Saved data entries
# # #
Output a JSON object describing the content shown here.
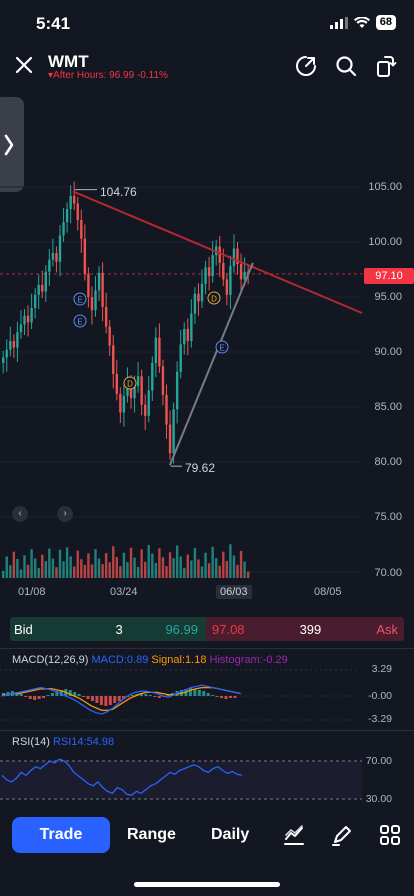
{
  "status_bar": {
    "time": "5:41",
    "battery": "68"
  },
  "header": {
    "symbol": "WMT",
    "after_hours": "After Hours: 96.99 -0.11%"
  },
  "chart": {
    "y_axis": [
      "105.00",
      "100.00",
      "95.00",
      "90.00",
      "85.00",
      "80.00",
      "75.00",
      "70.00"
    ],
    "x_axis": [
      "01/08",
      "03/24",
      "06/03",
      "08/05"
    ],
    "current_price": "97.10",
    "high_label": "104.76",
    "low_label": "79.62",
    "event_markers": [
      "E",
      "E",
      "D",
      "D",
      "E"
    ],
    "nav_left": "‹",
    "nav_right": "›"
  },
  "chart_data": {
    "type": "candlestick",
    "xlabel": "",
    "ylabel": "",
    "ylim": [
      70,
      106
    ],
    "x_ticks": [
      "01/08",
      "03/24",
      "06/03",
      "08/05"
    ],
    "y_ticks": [
      70,
      75,
      80,
      85,
      90,
      95,
      100,
      105
    ],
    "series": [
      {
        "close": [
          89.5,
          90.2,
          91.0,
          90.4,
          91.8,
          92.5,
          93.3,
          92.7,
          94.0,
          95.2,
          96.1,
          95.5,
          97.3,
          98.4,
          99.0,
          98.2,
          100.6,
          101.8,
          103.0,
          104.2,
          103.5,
          102.0,
          100.3,
          97.1,
          95.0,
          93.8,
          95.6,
          97.2,
          94.1,
          92.3,
          90.6,
          88.0,
          86.2,
          84.5,
          86.0,
          87.3,
          85.8,
          86.9,
          87.8,
          85.2,
          84.2,
          86.5,
          89.0,
          91.3,
          88.7,
          86.1,
          83.4,
          80.8,
          84.8,
          88.2,
          90.7,
          92.1,
          91.0,
          93.5,
          95.3,
          94.6,
          96.2,
          97.7,
          96.9,
          98.8,
          99.6,
          98.1,
          96.6,
          95.2,
          97.8,
          99.4,
          98.0,
          96.6,
          97.3,
          97.1
        ]
      }
    ],
    "annotations": {
      "high": 104.76,
      "low": 79.62,
      "last": 97.1
    }
  },
  "bidask": {
    "bid_label": "Bid",
    "bid_size": "3",
    "bid_price": "96.99",
    "ask_price": "97.08",
    "ask_size": "399",
    "ask_label": "Ask"
  },
  "macd": {
    "title": "MACD(12,26,9)",
    "macd_value": "MACD:0.89",
    "signal_value": "Signal:1.18",
    "histogram_value": "Histogram:-0.29",
    "axis": [
      "3.29",
      "-0.00",
      "-3.29"
    ]
  },
  "rsi": {
    "title": "RSI(14)",
    "value": "RSI14:54.98",
    "axis": [
      "70.00",
      "30.00"
    ]
  },
  "toolbar": {
    "trade": "Trade",
    "range": "Range",
    "interval": "Daily"
  },
  "colors": {
    "up": "#26a69a",
    "down": "#ef5350",
    "accent": "#2962ff",
    "trendline_red": "#b22833",
    "trendline_gray": "#787b86"
  }
}
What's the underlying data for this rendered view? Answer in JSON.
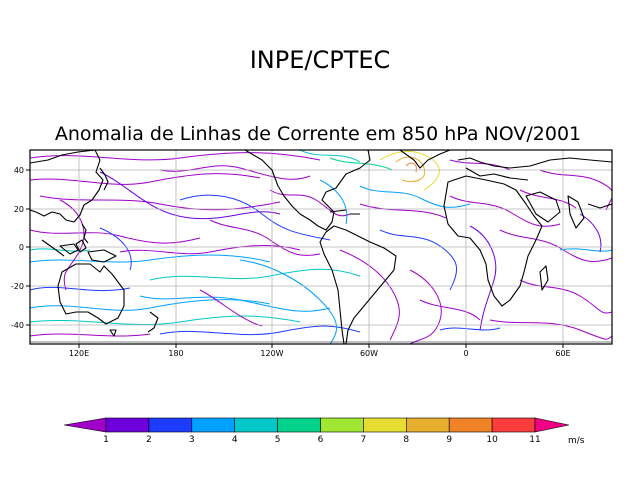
# # #
Set the data above down again exactly as given, with no pictures.

Output a JSON object describing the content shown here.
{
  "status_bar": {
    "time": "5:41",
    "battery": "68"
  },
  "header": {
    "symbol": "WMT",
    "after_hours": "After Hours: 96.99 -0.11%"
  },
  "chart": {
    "y_axis": [
      "105.00",
      "100.00",
      "95.00",
      "90.00",
      "85.00",
      "80.00",
      "75.00",
      "70.00"
    ],
    "x_axis": [
      "01/08",
      "03/24",
      "06/03",
      "08/05"
    ],
    "current_price": "97.10",
    "high_label": "104.76",
    "low_label": "79.62",
    "event_markers": [
      "E",
      "E",
      "D",
      "D",
      "E"
    ],
    "nav_left": "‹",
    "nav_right": "›"
  },
  "chart_data": {
    "type": "candlestick",
    "xlabel": "",
    "ylabel": "",
    "ylim": [
      70,
      106
    ],
    "x_ticks": [
      "01/08",
      "03/24",
      "06/03",
      "08/05"
    ],
    "y_ticks": [
      70,
      75,
      80,
      85,
      90,
      95,
      100,
      105
    ],
    "series": [
      {
        "close": [
          89.5,
          90.2,
          91.0,
          90.4,
          91.8,
          92.5,
          93.3,
          92.7,
          94.0,
          95.2,
          96.1,
          95.5,
          97.3,
          98.4,
          99.0,
          98.2,
          100.6,
          101.8,
          103.0,
          104.2,
          103.5,
          102.0,
          100.3,
          97.1,
          95.0,
          93.8,
          95.6,
          97.2,
          94.1,
          92.3,
          90.6,
          88.0,
          86.2,
          84.5,
          86.0,
          87.3,
          85.8,
          86.9,
          87.8,
          85.2,
          84.2,
          86.5,
          89.0,
          91.3,
          88.7,
          86.1,
          83.4,
          80.8,
          84.8,
          88.2,
          90.7,
          92.1,
          91.0,
          93.5,
          95.3,
          94.6,
          96.2,
          97.7,
          96.9,
          98.8,
          99.6,
          98.1,
          96.6,
          95.2,
          97.8,
          99.4,
          98.0,
          96.6,
          97.3,
          97.1
        ]
      }
    ],
    "annotations": {
      "high": 104.76,
      "low": 79.62,
      "last": 97.1
    }
  },
  "bidask": {
    "bid_label": "Bid",
    "bid_size": "3",
    "bid_price": "96.99",
    "ask_price": "97.08",
    "ask_size": "399",
    "ask_label": "Ask"
  },
  "macd": {
    "title": "MACD(12,26,9)",
    "macd_value": "MACD:0.89",
    "signal_value": "Signal:1.18",
    "histogram_value": "Histogram:-0.29",
    "axis": [
      "3.29",
      "-0.00",
      "-3.29"
    ]
  },
  "rsi": {
    "title": "RSI(14)",
    "value": "RSI14:54.98",
    "axis": [
      "70.00",
      "30.00"
    ]
  },
  "toolbar": {
    "trade": "Trade",
    "range": "Range",
    "interval": "Daily"
  },
  "colors": {
    "up": "#26a69a",
    "down": "#ef5350",
    "accent": "#2962ff",
    "trendline_red": "#b22833",
    "trendline_gray": "#787b86"
  }
}
What's the underlying data for this rendered view? Answer in JSON.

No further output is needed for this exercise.